Texto mostrado –
┌──
J ero Lete tuvo un padre taurino. De niño, por mandato del aita, les llevaba bocadillos a los becerristas que pedían una oportunidad a las puertas de la plaza de Vitoria. Ahora Jero anda en lo de aficionar a su nieto. Egoitz se llama. Cuando tenía dos años le compró su primer traje corto. De Sevilla le ha traído un capote hecho a medida. Jero presidió durante años la Blanca. Y no le tembló el criterio ni siquiera aquel día que su hija tuvo que volverse a casa con un ramo de flores que hubiera sido para el Litri de no ser tan cumplidor su padre. Jero ya le ha prometido a su nieto ir a lo de Antonio Bañuelos, los toros que habitan el frío. A la fiesta le hacen falta muchos Jero Lete, tipos de una pieza, sin miedos, que, siendo mucho lo que saben de toros, es más lo que los aman. Y en Olivenza veo pocos padres y pocos abuelos. Peinaran canas, pero no son lo uno ni lo otro si no tienen el valor de compartir con sus hijos, con sus nietos, el tesoro de una tarde toros. Dicho queda.
└──
Registros de origen:
┌──
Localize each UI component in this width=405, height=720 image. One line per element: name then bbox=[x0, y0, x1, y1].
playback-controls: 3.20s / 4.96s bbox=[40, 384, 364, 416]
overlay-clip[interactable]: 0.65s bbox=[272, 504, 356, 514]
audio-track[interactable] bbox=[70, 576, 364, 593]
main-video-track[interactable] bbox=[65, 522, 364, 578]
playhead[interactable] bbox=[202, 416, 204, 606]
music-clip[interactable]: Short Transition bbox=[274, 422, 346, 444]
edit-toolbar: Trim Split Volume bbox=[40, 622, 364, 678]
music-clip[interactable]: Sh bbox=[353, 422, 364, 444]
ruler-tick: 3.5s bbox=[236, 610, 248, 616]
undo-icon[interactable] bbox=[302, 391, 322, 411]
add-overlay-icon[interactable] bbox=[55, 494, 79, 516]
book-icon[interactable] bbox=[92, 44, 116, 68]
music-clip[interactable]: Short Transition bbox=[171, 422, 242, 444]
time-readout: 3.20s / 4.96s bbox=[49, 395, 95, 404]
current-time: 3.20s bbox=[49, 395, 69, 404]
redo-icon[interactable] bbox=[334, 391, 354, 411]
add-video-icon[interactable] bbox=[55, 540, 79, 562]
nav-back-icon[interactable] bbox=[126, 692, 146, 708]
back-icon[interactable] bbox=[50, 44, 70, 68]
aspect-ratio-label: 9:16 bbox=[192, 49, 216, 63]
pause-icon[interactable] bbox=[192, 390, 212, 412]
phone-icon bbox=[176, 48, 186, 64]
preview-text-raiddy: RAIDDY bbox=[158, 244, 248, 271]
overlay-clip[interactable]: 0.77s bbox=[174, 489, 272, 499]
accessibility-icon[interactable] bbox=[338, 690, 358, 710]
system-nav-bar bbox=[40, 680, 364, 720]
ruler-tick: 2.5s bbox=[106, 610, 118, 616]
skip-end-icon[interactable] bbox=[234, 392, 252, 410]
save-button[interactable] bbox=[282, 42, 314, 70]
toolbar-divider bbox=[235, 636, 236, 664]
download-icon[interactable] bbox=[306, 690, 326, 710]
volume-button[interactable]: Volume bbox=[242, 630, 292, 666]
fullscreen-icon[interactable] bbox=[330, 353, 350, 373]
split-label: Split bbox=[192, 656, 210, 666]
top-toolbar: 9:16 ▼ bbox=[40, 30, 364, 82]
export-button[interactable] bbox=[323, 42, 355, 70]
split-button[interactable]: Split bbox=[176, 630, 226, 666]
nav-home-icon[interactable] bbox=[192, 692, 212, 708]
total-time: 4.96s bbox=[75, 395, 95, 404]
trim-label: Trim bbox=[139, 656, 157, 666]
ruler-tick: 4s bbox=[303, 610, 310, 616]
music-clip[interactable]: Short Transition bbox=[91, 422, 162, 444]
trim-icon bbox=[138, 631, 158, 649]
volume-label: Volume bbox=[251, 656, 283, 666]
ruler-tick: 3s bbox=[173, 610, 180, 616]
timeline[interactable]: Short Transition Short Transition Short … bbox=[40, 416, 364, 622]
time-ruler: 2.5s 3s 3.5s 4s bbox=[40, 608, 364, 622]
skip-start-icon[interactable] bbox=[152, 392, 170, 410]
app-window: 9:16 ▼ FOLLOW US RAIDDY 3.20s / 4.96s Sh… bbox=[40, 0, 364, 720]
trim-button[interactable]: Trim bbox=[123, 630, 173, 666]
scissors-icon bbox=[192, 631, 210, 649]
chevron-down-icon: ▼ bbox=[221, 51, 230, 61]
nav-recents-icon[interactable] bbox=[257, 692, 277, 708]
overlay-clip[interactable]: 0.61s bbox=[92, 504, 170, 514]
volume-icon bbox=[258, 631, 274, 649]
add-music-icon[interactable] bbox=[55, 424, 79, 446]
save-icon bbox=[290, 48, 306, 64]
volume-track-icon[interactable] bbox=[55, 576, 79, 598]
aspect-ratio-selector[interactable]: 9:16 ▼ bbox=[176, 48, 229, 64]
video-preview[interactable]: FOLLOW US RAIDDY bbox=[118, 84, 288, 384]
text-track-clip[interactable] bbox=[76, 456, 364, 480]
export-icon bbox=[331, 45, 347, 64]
└──
Tus instrucciones –
Enumera todas las personas que el texto sobre Jero Lete menciona por su nombre. Estas líneas son un material aparte del texto.

Resultado –
Jero Lete
Egoitz
el Litri
Antonio Bañuelos